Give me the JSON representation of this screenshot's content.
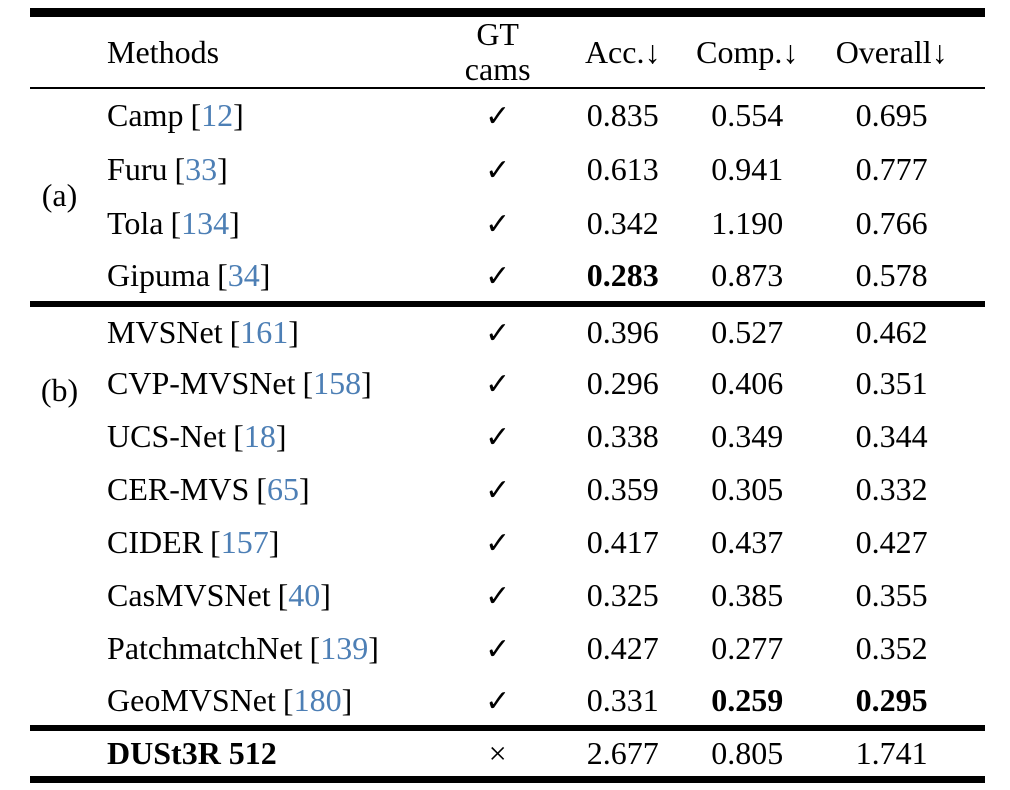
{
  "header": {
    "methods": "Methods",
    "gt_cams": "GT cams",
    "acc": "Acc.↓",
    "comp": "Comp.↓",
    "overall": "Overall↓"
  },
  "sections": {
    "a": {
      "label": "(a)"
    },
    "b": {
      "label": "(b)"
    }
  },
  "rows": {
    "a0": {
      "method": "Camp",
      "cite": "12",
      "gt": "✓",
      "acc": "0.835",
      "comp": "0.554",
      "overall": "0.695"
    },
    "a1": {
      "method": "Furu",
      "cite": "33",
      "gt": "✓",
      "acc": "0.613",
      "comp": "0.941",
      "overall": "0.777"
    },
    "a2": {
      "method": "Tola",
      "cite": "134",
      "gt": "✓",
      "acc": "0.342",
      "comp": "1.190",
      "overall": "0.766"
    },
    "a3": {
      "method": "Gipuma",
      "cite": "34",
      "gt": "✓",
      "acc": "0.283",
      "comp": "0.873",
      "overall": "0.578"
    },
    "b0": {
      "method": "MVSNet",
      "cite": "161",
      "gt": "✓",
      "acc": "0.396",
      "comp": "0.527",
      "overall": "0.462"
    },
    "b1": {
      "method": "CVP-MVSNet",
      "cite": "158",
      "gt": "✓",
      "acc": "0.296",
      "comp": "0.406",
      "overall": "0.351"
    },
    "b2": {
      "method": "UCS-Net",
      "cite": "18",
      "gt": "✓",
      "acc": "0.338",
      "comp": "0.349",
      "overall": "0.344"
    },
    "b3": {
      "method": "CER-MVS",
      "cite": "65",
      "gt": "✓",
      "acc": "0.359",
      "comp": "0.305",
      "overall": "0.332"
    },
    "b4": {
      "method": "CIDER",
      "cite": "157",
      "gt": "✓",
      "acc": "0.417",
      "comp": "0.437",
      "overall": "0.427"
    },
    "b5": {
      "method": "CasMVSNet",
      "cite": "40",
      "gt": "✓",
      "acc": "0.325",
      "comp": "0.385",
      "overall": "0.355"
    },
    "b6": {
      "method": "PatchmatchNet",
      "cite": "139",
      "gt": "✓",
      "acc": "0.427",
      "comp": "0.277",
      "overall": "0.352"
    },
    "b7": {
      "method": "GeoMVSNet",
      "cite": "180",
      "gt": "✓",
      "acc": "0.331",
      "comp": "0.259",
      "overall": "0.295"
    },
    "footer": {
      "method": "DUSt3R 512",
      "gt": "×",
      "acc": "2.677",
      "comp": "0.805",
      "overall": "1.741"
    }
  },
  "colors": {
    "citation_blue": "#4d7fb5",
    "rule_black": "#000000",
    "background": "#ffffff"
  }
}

- - - -

Keep only the lines that hold the string "cite", and copy them out.

## EXERCISE ANSWER
      "cite": "12",
      "cite": "33",
      "cite": "134",
      "cite": "34",
      "cite": "161",
      "cite": "158",
      "cite": "18",
      "cite": "65",
      "cite": "157",
      "cite": "40",
      "cite": "139",
      "cite": "180",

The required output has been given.